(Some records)
************
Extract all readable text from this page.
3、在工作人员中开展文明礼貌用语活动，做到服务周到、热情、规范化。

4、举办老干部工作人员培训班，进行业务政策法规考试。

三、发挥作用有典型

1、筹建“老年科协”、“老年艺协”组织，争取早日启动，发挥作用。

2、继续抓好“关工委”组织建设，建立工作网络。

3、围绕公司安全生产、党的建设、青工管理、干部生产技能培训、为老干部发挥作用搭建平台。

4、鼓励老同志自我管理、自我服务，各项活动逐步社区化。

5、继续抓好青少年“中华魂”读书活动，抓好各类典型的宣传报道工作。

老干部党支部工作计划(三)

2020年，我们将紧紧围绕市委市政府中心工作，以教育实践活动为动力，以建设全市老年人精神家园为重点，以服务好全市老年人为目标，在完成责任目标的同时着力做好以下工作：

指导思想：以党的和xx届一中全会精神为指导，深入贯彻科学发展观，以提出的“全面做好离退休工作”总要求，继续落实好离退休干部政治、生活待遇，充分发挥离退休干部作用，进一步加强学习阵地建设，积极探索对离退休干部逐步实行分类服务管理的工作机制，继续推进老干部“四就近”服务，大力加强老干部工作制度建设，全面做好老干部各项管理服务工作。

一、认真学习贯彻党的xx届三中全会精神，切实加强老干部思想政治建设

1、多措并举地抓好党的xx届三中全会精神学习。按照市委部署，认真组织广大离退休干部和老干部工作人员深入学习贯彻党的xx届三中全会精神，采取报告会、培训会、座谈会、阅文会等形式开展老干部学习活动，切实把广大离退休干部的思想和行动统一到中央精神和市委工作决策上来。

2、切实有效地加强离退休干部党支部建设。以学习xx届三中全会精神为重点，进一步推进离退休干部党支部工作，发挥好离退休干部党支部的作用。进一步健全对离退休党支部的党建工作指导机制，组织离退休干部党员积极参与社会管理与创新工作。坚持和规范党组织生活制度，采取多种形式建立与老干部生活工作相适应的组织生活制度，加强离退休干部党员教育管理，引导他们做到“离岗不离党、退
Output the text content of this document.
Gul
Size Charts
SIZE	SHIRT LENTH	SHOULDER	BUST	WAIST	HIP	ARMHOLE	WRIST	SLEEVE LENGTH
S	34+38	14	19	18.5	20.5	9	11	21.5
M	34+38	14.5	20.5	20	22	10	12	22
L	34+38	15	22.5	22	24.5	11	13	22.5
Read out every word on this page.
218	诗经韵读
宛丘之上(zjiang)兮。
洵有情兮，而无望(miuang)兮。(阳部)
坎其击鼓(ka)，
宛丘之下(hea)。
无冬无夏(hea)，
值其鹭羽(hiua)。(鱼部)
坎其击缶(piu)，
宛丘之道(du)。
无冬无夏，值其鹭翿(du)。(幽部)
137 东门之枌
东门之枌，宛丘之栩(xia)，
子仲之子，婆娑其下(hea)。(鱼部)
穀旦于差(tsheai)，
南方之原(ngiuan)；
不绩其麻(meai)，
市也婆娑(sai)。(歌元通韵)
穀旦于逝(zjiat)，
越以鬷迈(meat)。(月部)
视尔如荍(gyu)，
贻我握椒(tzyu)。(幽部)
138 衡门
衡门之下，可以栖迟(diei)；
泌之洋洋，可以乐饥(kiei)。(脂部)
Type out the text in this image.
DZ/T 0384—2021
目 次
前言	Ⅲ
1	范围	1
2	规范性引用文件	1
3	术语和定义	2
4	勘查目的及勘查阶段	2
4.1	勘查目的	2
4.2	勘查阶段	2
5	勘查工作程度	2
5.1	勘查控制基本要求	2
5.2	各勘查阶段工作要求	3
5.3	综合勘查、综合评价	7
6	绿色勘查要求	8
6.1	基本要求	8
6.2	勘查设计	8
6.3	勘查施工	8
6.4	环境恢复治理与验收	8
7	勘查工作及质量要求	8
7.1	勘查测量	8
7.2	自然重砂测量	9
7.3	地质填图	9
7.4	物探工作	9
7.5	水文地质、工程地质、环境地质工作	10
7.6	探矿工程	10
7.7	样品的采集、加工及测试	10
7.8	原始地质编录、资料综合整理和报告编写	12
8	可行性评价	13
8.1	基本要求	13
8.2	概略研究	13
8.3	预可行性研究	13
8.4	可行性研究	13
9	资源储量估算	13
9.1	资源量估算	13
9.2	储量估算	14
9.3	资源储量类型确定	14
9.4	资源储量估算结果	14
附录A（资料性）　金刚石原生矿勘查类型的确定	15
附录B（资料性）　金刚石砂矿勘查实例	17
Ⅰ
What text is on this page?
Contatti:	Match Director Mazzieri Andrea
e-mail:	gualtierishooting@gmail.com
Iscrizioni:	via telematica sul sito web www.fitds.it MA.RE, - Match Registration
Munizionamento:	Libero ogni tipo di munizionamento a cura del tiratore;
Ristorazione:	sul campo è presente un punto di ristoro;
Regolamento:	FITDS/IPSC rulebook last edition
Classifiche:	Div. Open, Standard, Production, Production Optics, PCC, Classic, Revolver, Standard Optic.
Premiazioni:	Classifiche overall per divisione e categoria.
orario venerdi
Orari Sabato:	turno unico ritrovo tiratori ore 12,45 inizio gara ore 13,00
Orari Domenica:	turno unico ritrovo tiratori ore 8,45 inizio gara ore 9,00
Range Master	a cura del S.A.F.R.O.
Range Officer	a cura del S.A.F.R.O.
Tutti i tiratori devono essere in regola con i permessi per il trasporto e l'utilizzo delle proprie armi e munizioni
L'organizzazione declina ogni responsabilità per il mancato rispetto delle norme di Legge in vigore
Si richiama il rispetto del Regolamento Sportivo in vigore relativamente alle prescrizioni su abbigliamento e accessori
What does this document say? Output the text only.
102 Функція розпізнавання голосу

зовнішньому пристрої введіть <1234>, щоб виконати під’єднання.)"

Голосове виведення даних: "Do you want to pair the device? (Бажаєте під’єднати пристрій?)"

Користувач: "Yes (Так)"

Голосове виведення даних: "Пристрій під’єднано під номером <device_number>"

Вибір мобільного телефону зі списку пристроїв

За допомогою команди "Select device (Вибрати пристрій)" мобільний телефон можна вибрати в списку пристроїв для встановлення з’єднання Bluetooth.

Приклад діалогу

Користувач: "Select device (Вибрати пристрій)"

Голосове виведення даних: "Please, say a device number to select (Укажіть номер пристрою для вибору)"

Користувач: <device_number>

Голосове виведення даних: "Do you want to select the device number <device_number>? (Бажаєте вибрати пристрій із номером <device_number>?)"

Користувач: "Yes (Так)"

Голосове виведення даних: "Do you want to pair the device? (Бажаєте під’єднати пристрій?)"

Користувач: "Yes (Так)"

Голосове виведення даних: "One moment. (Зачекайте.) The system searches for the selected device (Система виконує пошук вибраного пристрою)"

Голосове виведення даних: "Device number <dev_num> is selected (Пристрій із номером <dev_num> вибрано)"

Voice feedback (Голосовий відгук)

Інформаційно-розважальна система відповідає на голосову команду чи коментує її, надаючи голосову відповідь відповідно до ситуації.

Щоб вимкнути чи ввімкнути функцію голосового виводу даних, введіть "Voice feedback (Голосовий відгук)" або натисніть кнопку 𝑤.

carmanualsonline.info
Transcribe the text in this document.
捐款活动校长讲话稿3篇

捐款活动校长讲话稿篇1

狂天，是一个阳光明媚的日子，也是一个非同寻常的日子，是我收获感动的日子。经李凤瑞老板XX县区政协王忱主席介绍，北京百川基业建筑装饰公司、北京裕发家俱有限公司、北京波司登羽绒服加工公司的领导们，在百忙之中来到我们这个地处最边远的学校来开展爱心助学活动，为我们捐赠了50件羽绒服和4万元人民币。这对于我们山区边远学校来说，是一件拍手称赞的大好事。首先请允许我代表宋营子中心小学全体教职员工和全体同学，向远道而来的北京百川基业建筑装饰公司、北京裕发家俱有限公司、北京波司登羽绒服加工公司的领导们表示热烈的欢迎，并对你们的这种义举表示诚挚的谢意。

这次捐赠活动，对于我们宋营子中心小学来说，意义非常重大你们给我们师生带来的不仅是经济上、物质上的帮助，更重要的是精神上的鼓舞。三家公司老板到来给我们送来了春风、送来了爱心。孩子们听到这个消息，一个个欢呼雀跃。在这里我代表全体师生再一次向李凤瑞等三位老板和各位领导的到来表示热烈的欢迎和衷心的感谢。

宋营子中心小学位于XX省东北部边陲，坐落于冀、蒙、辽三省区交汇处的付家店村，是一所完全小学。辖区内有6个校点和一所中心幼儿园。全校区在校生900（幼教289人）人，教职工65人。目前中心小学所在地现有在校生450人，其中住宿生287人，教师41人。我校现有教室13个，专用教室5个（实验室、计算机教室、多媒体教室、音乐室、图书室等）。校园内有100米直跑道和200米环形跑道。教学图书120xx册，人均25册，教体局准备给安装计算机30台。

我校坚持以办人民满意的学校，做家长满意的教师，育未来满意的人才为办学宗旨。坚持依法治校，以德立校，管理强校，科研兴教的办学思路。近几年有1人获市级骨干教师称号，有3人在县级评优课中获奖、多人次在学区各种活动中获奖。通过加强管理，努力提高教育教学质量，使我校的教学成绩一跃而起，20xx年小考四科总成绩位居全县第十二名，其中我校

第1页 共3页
************
WHAT TO PRODUCE:
Only lines with the string "document" belong in your answer; copy each one.

REPLY TO THE EXERCISE:
Output the text content of this document.
What does this document say? Output the text only.
Transcribe the text in this document.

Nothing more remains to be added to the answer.